Records from a collection of figures
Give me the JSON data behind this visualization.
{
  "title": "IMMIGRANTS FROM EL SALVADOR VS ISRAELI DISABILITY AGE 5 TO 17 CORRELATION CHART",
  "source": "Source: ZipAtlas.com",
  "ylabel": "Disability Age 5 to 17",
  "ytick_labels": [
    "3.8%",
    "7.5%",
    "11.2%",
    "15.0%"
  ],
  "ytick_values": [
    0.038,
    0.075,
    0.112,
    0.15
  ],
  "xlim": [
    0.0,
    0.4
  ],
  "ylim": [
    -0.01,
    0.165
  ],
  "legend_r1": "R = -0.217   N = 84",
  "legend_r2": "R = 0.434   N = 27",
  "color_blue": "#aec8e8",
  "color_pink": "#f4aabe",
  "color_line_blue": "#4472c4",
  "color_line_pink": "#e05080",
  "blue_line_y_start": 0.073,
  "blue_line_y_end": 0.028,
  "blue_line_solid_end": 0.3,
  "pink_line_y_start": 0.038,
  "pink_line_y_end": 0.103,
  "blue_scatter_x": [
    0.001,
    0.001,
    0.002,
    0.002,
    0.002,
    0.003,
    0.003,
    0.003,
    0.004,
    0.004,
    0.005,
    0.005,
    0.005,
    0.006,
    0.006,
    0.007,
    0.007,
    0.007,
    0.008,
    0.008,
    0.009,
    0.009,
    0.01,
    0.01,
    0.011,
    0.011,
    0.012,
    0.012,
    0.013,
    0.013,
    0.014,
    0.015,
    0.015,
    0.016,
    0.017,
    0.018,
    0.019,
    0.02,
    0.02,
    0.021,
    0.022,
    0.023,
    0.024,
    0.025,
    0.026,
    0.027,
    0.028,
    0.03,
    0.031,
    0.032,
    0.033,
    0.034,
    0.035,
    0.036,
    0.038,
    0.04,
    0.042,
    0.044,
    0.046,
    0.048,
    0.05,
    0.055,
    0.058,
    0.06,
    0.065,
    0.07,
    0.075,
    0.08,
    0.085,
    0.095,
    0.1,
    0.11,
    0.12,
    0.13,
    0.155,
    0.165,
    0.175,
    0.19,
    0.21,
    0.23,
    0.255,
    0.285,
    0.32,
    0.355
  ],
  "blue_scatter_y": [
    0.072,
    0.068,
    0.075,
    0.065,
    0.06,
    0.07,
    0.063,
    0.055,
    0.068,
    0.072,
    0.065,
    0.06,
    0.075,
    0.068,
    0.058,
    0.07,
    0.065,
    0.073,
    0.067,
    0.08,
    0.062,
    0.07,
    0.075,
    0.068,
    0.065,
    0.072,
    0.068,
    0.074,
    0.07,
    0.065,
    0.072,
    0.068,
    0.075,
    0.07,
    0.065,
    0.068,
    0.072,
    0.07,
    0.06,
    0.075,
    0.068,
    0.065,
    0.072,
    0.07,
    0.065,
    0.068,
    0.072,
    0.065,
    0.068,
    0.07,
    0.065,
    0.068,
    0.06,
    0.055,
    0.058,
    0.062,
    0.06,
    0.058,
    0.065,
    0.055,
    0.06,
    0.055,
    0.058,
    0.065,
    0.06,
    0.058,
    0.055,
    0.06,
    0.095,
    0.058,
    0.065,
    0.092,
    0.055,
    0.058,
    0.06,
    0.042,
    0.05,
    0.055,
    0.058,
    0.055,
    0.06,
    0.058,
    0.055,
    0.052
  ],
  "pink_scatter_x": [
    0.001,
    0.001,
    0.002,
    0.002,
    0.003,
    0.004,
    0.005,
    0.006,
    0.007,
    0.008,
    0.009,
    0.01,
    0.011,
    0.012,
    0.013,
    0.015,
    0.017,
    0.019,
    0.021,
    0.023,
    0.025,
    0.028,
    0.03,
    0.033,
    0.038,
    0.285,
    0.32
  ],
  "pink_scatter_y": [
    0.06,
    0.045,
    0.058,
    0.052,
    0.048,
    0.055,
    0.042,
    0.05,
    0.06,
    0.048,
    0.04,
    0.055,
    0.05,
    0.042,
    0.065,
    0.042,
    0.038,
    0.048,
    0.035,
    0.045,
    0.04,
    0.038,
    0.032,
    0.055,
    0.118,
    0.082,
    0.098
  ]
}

Problem
The records above should be restated word for word, please.

Result of the exercise
Give me the JSON data behind this visualization.
{
  "title": "IMMIGRANTS FROM EL SALVADOR VS ISRAELI DISABILITY AGE 5 TO 17 CORRELATION CHART",
  "source": "Source: ZipAtlas.com",
  "ylabel": "Disability Age 5 to 17",
  "ytick_labels": [
    "3.8%",
    "7.5%",
    "11.2%",
    "15.0%"
  ],
  "ytick_values": [
    0.038,
    0.075,
    0.112,
    0.15
  ],
  "xlim": [
    0.0,
    0.4
  ],
  "ylim": [
    -0.01,
    0.165
  ],
  "legend_r1": "R = -0.217   N = 84",
  "legend_r2": "R = 0.434   N = 27",
  "color_blue": "#aec8e8",
  "color_pink": "#f4aabe",
  "color_line_blue": "#4472c4",
  "color_line_pink": "#e05080",
  "blue_line_y_start": 0.073,
  "blue_line_y_end": 0.028,
  "blue_line_solid_end": 0.3,
  "pink_line_y_start": 0.038,
  "pink_line_y_end": 0.103,
  "blue_scatter_x": [
    0.001,
    0.001,
    0.002,
    0.002,
    0.002,
    0.003,
    0.003,
    0.003,
    0.004,
    0.004,
    0.005,
    0.005,
    0.005,
    0.006,
    0.006,
    0.007,
    0.007,
    0.007,
    0.008,
    0.008,
    0.009,
    0.009,
    0.01,
    0.01,
    0.011,
    0.011,
    0.012,
    0.012,
    0.013,
    0.013,
    0.014,
    0.015,
    0.015,
    0.016,
    0.017,
    0.018,
    0.019,
    0.02,
    0.02,
    0.021,
    0.022,
    0.023,
    0.024,
    0.025,
    0.026,
    0.027,
    0.028,
    0.03,
    0.031,
    0.032,
    0.033,
    0.034,
    0.035,
    0.036,
    0.038,
    0.04,
    0.042,
    0.044,
    0.046,
    0.048,
    0.05,
    0.055,
    0.058,
    0.06,
    0.065,
    0.07,
    0.075,
    0.08,
    0.085,
    0.095,
    0.1,
    0.11,
    0.12,
    0.13,
    0.155,
    0.165,
    0.175,
    0.19,
    0.21,
    0.23,
    0.255,
    0.285,
    0.32,
    0.355
  ],
  "blue_scatter_y": [
    0.072,
    0.068,
    0.075,
    0.065,
    0.06,
    0.07,
    0.063,
    0.055,
    0.068,
    0.072,
    0.065,
    0.06,
    0.075,
    0.068,
    0.058,
    0.07,
    0.065,
    0.073,
    0.067,
    0.08,
    0.062,
    0.07,
    0.075,
    0.068,
    0.065,
    0.072,
    0.068,
    0.074,
    0.07,
    0.065,
    0.072,
    0.068,
    0.075,
    0.07,
    0.065,
    0.068,
    0.072,
    0.07,
    0.06,
    0.075,
    0.068,
    0.065,
    0.072,
    0.07,
    0.065,
    0.068,
    0.072,
    0.065,
    0.068,
    0.07,
    0.065,
    0.068,
    0.06,
    0.055,
    0.058,
    0.062,
    0.06,
    0.058,
    0.065,
    0.055,
    0.06,
    0.055,
    0.058,
    0.065,
    0.06,
    0.058,
    0.055,
    0.06,
    0.095,
    0.058,
    0.065,
    0.092,
    0.055,
    0.058,
    0.06,
    0.042,
    0.05,
    0.055,
    0.058,
    0.055,
    0.06,
    0.058,
    0.055,
    0.052
  ],
  "pink_scatter_x": [
    0.001,
    0.001,
    0.002,
    0.002,
    0.003,
    0.004,
    0.005,
    0.006,
    0.007,
    0.008,
    0.009,
    0.01,
    0.011,
    0.012,
    0.013,
    0.015,
    0.017,
    0.019,
    0.021,
    0.023,
    0.025,
    0.028,
    0.03,
    0.033,
    0.038,
    0.285,
    0.32
  ],
  "pink_scatter_y": [
    0.06,
    0.045,
    0.058,
    0.052,
    0.048,
    0.055,
    0.042,
    0.05,
    0.06,
    0.048,
    0.04,
    0.055,
    0.05,
    0.042,
    0.065,
    0.042,
    0.038,
    0.048,
    0.035,
    0.045,
    0.04,
    0.038,
    0.032,
    0.055,
    0.118,
    0.082,
    0.098
  ]
}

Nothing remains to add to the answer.